■ **Direction**: Look through the listing and locate every line containing the word "type"; copy those lines.

++++ Supplied information ++++

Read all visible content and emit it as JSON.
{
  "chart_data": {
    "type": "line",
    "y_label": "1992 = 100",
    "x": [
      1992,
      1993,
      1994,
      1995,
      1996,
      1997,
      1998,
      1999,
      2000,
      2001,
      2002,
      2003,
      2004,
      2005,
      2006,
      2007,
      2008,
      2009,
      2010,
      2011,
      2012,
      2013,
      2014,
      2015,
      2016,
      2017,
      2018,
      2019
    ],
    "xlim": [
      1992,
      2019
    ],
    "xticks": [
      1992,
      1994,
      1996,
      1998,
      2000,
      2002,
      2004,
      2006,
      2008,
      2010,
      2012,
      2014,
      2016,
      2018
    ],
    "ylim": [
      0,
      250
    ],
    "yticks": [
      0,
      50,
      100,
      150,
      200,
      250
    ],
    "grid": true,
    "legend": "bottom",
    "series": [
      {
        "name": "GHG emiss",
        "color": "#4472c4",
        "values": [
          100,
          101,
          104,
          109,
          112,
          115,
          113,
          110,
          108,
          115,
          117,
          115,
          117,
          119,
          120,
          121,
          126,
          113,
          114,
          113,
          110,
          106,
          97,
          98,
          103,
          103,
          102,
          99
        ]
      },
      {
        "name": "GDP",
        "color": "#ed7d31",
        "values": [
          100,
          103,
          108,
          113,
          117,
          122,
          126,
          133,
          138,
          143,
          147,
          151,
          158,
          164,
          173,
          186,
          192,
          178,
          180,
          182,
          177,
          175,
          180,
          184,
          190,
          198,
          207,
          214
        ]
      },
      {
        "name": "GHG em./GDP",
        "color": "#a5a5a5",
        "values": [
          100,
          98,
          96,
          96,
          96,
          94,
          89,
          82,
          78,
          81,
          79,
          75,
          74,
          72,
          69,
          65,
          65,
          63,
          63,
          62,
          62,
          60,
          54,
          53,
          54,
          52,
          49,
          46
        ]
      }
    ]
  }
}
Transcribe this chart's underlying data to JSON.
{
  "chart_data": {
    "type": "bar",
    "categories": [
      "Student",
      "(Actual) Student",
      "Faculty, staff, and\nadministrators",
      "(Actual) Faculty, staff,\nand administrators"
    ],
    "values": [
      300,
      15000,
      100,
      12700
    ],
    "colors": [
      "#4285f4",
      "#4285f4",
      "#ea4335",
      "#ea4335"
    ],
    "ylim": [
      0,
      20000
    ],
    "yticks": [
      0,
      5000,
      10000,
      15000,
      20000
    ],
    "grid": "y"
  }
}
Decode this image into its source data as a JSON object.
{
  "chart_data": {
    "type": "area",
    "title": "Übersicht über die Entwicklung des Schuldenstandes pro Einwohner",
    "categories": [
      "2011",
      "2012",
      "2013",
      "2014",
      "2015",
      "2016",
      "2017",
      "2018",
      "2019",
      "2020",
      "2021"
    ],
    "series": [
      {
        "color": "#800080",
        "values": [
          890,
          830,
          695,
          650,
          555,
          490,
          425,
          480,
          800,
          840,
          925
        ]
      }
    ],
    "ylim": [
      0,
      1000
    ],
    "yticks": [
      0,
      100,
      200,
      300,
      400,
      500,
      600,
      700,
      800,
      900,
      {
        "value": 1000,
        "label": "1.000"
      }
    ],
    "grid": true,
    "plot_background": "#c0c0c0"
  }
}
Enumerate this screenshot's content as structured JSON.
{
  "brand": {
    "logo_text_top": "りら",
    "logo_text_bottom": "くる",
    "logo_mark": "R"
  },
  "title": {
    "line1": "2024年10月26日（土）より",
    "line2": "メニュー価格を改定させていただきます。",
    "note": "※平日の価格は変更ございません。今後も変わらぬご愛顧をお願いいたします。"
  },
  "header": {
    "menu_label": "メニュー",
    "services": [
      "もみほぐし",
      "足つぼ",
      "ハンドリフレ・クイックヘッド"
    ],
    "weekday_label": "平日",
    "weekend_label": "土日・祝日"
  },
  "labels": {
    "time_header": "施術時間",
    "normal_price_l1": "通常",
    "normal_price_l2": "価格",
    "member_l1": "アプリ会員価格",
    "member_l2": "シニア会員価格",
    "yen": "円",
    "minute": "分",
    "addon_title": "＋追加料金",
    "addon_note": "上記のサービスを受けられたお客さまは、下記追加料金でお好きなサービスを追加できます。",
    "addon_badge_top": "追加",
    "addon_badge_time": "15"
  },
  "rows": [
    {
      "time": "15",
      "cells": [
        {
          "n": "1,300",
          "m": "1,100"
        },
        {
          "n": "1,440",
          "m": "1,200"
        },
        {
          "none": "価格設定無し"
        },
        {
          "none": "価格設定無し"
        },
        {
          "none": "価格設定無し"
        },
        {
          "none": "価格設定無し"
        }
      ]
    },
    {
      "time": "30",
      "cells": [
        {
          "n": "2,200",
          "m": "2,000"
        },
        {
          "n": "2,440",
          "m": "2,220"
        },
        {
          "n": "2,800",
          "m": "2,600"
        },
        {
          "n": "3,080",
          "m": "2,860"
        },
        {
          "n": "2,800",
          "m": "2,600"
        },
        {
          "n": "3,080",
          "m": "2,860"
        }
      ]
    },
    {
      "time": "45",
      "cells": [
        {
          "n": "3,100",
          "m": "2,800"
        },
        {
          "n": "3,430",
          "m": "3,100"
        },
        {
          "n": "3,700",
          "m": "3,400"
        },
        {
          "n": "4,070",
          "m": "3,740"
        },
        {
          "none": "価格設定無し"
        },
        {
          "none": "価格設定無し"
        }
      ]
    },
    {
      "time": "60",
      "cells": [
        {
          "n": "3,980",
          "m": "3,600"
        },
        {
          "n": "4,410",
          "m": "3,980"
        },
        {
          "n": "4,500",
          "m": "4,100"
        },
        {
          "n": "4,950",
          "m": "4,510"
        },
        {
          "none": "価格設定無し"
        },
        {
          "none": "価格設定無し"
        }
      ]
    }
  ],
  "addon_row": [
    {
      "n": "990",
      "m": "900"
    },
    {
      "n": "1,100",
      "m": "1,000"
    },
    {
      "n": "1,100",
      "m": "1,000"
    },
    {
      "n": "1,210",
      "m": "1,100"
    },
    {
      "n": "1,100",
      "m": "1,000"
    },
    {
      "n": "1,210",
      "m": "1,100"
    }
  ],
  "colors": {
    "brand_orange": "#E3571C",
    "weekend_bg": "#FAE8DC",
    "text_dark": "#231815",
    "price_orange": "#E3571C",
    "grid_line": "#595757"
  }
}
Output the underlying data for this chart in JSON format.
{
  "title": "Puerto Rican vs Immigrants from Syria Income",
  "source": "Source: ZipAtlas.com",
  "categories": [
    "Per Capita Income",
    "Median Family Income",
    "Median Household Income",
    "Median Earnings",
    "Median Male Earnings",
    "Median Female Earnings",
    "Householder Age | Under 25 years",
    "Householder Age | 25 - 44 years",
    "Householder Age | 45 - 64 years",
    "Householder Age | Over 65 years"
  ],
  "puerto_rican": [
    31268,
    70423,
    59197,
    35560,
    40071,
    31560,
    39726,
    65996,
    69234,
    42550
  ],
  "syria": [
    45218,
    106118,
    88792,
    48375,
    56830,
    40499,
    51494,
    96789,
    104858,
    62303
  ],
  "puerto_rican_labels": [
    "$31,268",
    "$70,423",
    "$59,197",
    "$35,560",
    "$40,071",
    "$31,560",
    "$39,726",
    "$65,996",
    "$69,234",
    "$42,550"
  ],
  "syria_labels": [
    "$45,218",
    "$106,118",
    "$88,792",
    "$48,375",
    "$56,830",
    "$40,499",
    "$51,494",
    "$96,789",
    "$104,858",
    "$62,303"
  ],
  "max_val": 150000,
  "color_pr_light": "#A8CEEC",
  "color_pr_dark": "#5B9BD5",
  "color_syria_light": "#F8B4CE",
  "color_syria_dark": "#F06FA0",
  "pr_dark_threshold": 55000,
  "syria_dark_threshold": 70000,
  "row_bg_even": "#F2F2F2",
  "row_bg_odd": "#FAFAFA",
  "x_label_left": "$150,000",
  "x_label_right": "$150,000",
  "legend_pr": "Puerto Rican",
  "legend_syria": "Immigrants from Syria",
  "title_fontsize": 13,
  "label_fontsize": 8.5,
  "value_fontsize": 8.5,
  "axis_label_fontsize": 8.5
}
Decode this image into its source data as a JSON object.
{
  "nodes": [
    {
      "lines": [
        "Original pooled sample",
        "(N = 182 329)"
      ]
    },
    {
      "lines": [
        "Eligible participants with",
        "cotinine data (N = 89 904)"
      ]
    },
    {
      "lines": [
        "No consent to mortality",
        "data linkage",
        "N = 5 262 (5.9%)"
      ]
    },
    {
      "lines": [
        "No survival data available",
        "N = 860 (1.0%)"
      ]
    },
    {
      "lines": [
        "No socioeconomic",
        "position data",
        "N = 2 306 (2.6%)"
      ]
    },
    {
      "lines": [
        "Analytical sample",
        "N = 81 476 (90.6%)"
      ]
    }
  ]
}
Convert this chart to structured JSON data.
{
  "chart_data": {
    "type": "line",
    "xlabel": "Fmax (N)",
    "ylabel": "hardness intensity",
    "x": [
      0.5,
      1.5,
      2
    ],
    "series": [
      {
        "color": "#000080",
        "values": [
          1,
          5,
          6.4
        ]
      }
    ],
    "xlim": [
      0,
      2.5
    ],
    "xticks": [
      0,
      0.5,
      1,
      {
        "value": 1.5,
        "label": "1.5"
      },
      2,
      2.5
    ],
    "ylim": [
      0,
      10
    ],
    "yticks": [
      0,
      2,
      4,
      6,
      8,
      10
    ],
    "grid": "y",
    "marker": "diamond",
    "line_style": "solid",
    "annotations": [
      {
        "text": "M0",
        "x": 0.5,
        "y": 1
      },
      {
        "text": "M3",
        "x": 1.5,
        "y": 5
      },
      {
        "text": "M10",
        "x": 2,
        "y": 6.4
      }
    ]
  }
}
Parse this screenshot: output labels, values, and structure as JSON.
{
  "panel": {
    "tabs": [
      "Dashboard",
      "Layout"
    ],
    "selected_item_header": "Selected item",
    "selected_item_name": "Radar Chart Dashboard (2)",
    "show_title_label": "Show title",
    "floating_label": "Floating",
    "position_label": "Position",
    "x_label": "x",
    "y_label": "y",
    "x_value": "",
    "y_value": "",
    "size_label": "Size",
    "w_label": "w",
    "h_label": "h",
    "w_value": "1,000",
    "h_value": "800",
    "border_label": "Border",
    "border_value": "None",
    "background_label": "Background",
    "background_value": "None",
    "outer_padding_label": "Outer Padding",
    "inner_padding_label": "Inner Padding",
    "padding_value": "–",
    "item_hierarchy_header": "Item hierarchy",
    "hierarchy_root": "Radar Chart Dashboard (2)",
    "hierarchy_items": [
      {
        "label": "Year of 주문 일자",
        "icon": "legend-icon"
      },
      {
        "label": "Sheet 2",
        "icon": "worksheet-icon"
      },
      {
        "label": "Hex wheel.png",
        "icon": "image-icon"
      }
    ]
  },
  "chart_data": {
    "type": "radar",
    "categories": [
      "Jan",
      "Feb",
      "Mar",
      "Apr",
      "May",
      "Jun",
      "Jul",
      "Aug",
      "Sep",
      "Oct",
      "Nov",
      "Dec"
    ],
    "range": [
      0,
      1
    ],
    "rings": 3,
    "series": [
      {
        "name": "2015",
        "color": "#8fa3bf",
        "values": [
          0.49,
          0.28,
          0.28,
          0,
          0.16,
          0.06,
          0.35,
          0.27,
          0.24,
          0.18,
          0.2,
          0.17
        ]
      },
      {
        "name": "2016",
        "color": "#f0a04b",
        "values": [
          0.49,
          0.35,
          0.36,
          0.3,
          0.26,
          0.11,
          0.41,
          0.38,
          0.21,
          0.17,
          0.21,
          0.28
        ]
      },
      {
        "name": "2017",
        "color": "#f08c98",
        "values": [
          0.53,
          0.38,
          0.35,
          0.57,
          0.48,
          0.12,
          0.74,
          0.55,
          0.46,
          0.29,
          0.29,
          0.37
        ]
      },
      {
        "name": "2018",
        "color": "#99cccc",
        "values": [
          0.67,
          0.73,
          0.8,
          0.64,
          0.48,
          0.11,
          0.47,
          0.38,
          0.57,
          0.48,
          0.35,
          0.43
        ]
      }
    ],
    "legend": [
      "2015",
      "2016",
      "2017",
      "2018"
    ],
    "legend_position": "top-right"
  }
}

++++

■ **Solution below**:
    "type": "line",
    "type": "bar",
    "type": "area",
    "type": "line",
    "type": "radar",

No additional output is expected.